(begin)
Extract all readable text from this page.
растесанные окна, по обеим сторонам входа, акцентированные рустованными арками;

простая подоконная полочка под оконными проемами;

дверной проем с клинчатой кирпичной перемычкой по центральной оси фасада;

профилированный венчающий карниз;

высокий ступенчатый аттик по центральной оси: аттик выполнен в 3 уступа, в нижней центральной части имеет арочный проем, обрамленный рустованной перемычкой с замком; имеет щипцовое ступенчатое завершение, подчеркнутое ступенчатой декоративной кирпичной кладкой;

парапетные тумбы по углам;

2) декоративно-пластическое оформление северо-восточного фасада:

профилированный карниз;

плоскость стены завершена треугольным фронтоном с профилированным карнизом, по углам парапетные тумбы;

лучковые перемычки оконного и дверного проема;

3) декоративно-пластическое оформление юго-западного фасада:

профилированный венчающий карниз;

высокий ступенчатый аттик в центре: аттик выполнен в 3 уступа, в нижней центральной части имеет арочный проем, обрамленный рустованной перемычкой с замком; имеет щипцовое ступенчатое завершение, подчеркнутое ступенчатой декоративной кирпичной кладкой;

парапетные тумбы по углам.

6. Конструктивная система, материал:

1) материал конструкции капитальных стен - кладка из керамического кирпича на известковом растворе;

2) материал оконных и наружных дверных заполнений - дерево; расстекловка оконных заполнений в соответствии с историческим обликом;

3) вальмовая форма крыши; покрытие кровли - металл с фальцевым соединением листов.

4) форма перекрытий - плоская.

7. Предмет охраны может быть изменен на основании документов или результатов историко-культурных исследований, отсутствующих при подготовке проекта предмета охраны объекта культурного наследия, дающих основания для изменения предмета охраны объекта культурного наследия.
(end)
(To be done) Restate all of the entries exactly, please.

(Task response)
Extract all readable text from this page.
растесанные окна, по обеим сторонам входа, акцентированные рустованными арками;

простая подоконная полочка под оконными проемами;

дверной проем с клинчатой кирпичной перемычкой по центральной оси фасада;

профилированный венчающий карниз;

высокий ступенчатый аттик по центральной оси: аттик выполнен в 3 уступа, в нижней центральной части имеет арочный проем, обрамленный рустованной перемычкой с замком; имеет щипцовое ступенчатое завершение, подчеркнутое ступенчатой декоративной кирпичной кладкой;

парапетные тумбы по углам;

2) декоративно-пластическое оформление северо-восточного фасада:

профилированный карниз;

плоскость стены завершена треугольным фронтоном с профилированным карнизом, по углам парапетные тумбы;

лучковые перемычки оконного и дверного проема;

3) декоративно-пластическое оформление юго-западного фасада:

профилированный венчающий карниз;

высокий ступенчатый аттик в центре: аттик выполнен в 3 уступа, в нижней центральной части имеет арочный проем, обрамленный рустованной перемычкой с замком; имеет щипцовое ступенчатое завершение, подчеркнутое ступенчатой декоративной кирпичной кладкой;

парапетные тумбы по углам.

6. Конструктивная система, материал:

1) материал конструкции капитальных стен - кладка из керамического кирпича на известковом растворе;

2) материал оконных и наружных дверных заполнений - дерево; расстекловка оконных заполнений в соответствии с историческим обликом;

3) вальмовая форма крыши; покрытие кровли - металл с фальцевым соединением листов.

4) форма перекрытий - плоская.

7. Предмет охраны может быть изменен на основании документов или результатов историко-культурных исследований, отсутствующих при подготовке проекта предмета охраны объекта культурного наследия, дающих основания для изменения предмета охраны объекта культурного наследия.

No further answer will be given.